(Task material Opens)

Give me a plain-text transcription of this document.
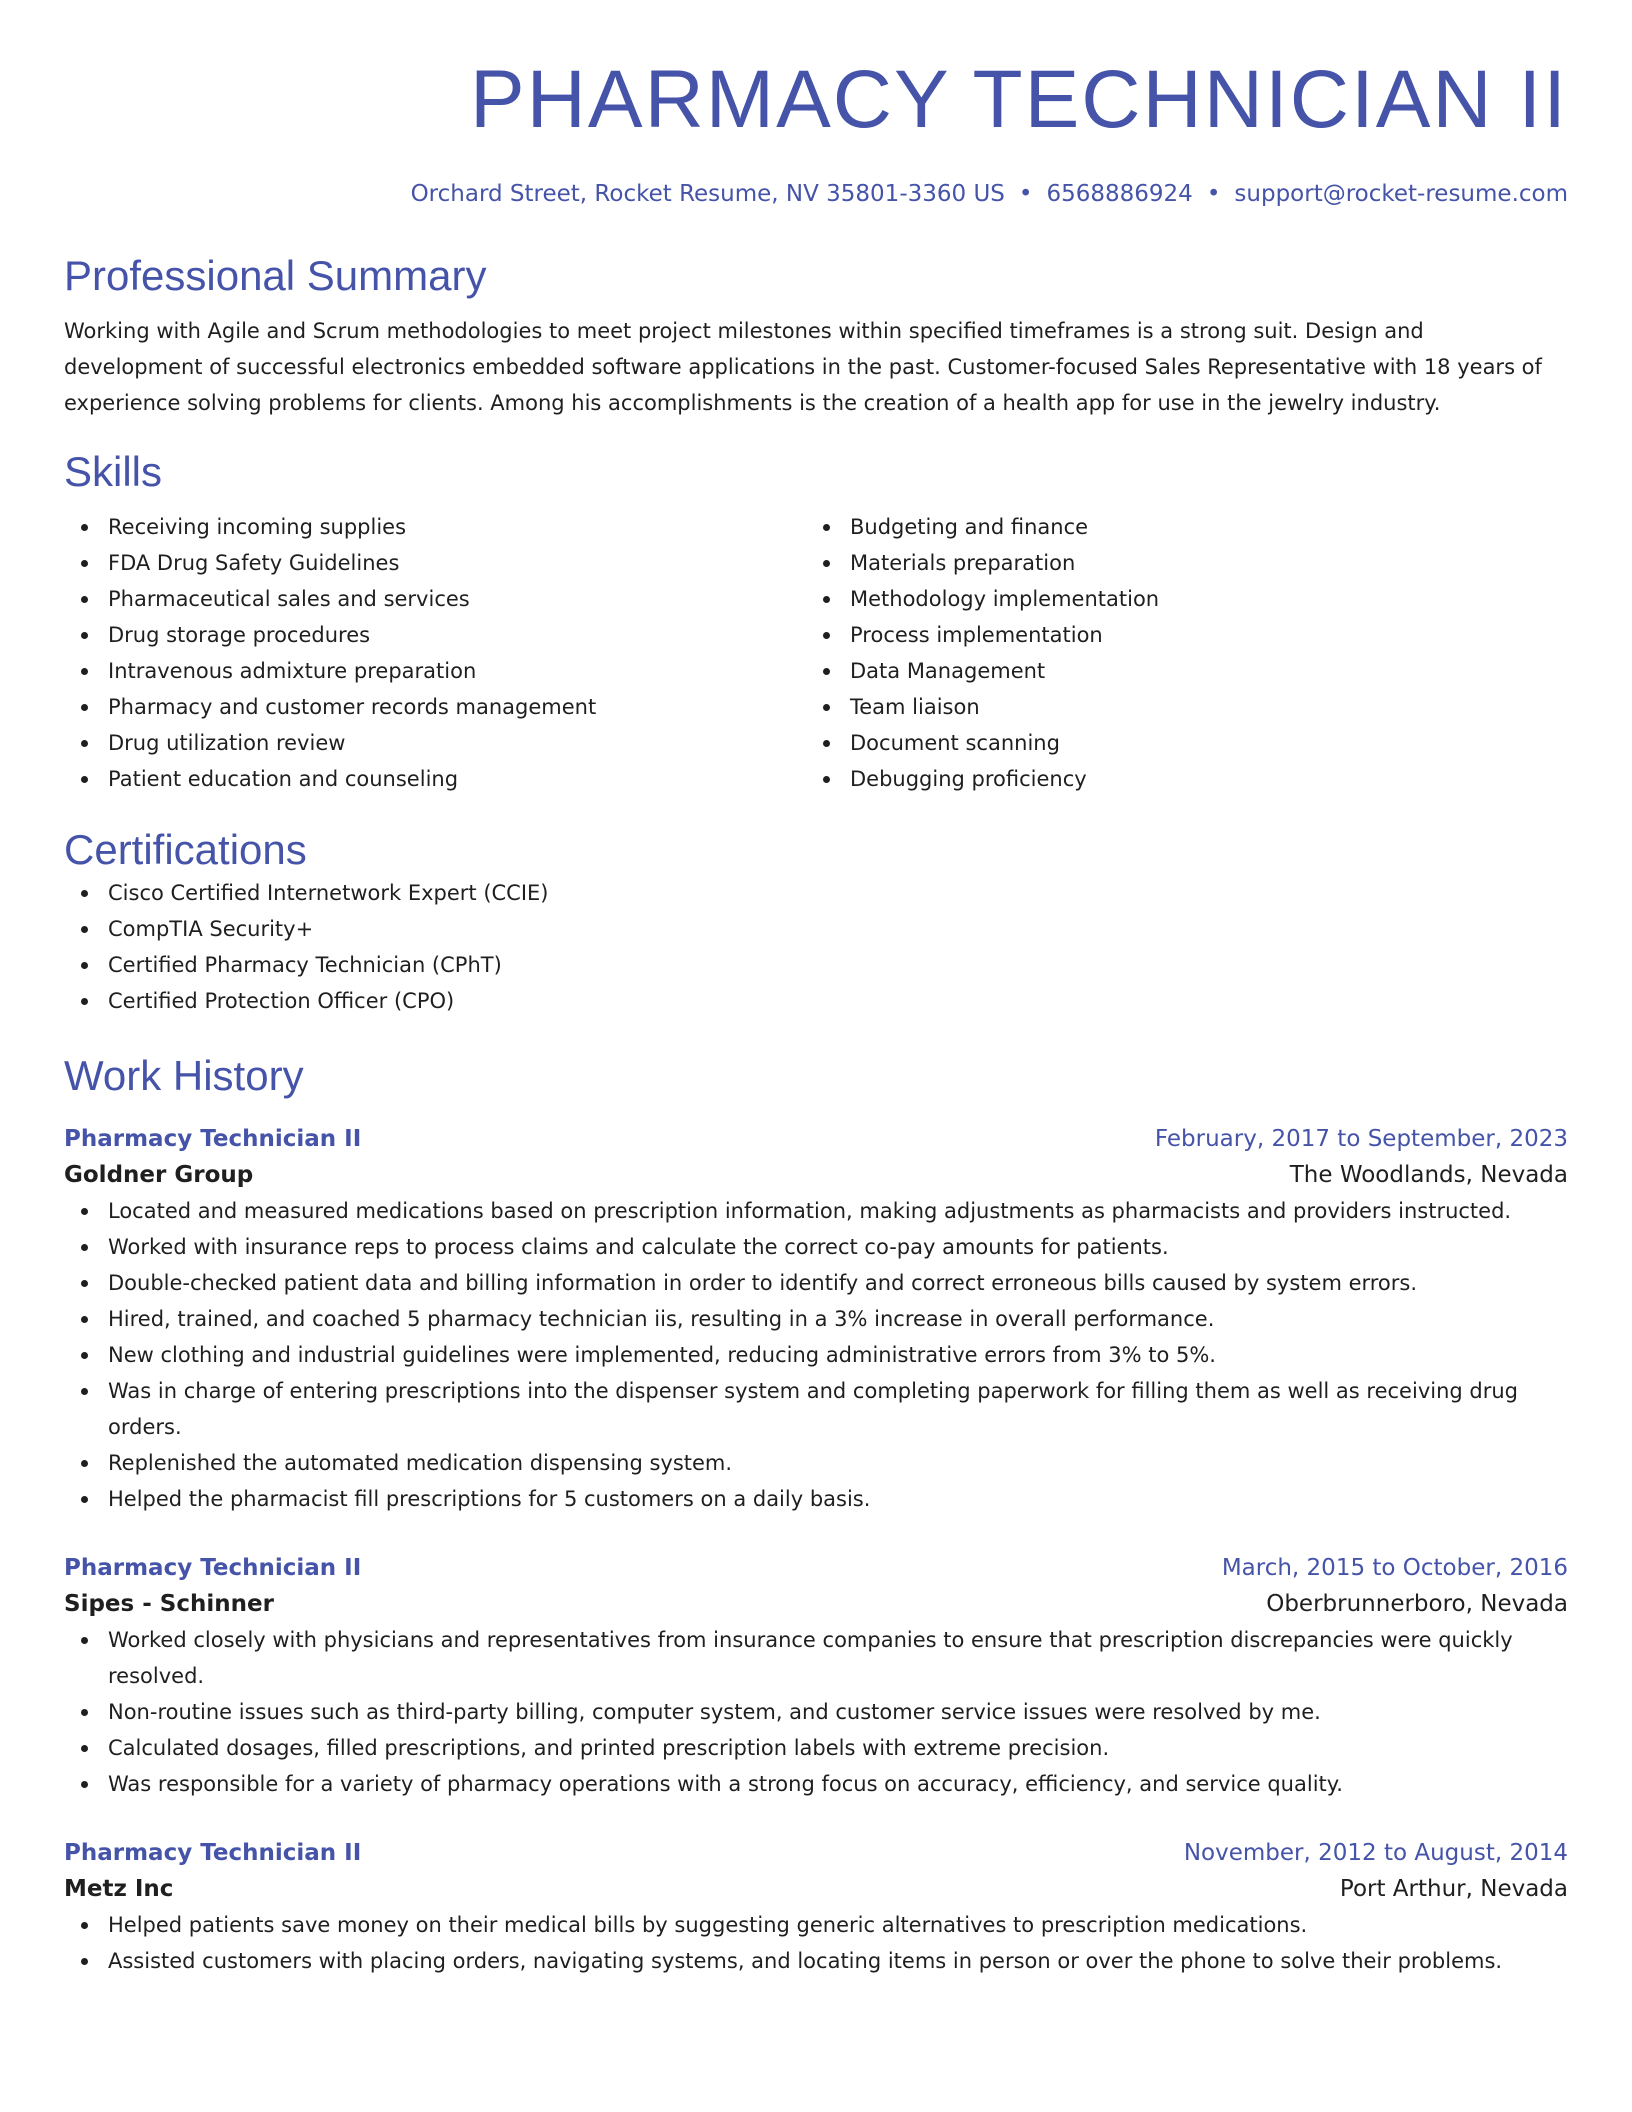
PHARMACY TECHNICIAN II
Orchard Street, Rocket Resume, NV 35801-3360 US • 6568886924 • support@rocket-resume.com
Professional Summary
Working with Agile and Scrum methodologies to meet project milestones within specified timeframes is a strong suit. Design and development of successful electronics embedded software applications in the past. Customer-focused Sales Representative with 18 years of experience solving problems for clients. Among his accomplishments is the creation of a health app for use in the jewelry industry.
Skills
Receiving incoming supplies
FDA Drug Safety Guidelines
Pharmaceutical sales and services
Drug storage procedures
Intravenous admixture preparation
Pharmacy and customer records management
Drug utilization review
Patient education and counseling
Budgeting and finance
Materials preparation
Methodology implementation
Process implementation
Data Management
Team liaison
Document scanning
Debugging proficiency
Certifications
Cisco Certified Internetwork Expert (CCIE)
CompTIA Security+
Certified Pharmacy Technician (CPhT)
Certified Protection Officer (CPO)
Work History
Pharmacy Technician II	February, 2017 to September, 2023
Goldner Group	The Woodlands, Nevada
Located and measured medications based on prescription information, making adjustments as pharmacists and providers instructed.
Worked with insurance reps to process claims and calculate the correct co-pay amounts for patients.
Double-checked patient data and billing information in order to identify and correct erroneous bills caused by system errors.
Hired, trained, and coached 5 pharmacy technician iis, resulting in a 3% increase in overall performance.
New clothing and industrial guidelines were implemented, reducing administrative errors from 3% to 5%.
Was in charge of entering prescriptions into the dispenser system and completing paperwork for filling them as well as receiving drug orders.
Replenished the automated medication dispensing system.
Helped the pharmacist fill prescriptions for 5 customers on a daily basis.
Pharmacy Technician II	March, 2015 to October, 2016
Sipes - Schinner	Oberbrunnerboro, Nevada
Worked closely with physicians and representatives from insurance companies to ensure that prescription discrepancies were quickly resolved.
Non-routine issues such as third-party billing, computer system, and customer service issues were resolved by me.
Calculated dosages, filled prescriptions, and printed prescription labels with extreme precision.
Was responsible for a variety of pharmacy operations with a strong focus on accuracy, efficiency, and service quality.
Pharmacy Technician II	November, 2012 to August, 2014
Metz Inc	Port Arthur, Nevada
Helped patients save money on their medical bills by suggesting generic alternatives to prescription medications.
Assisted customers with placing orders, navigating systems, and locating items in person or over the phone to solve their problems.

(Task material Closes)

What this task involves: Every line above that carries the string "Certified" should be copied.

Task response:
Cisco Certified Internetwork Expert (CCIE)
Certified Pharmacy Technician (CPhT)
Certified Protection Officer (CPO)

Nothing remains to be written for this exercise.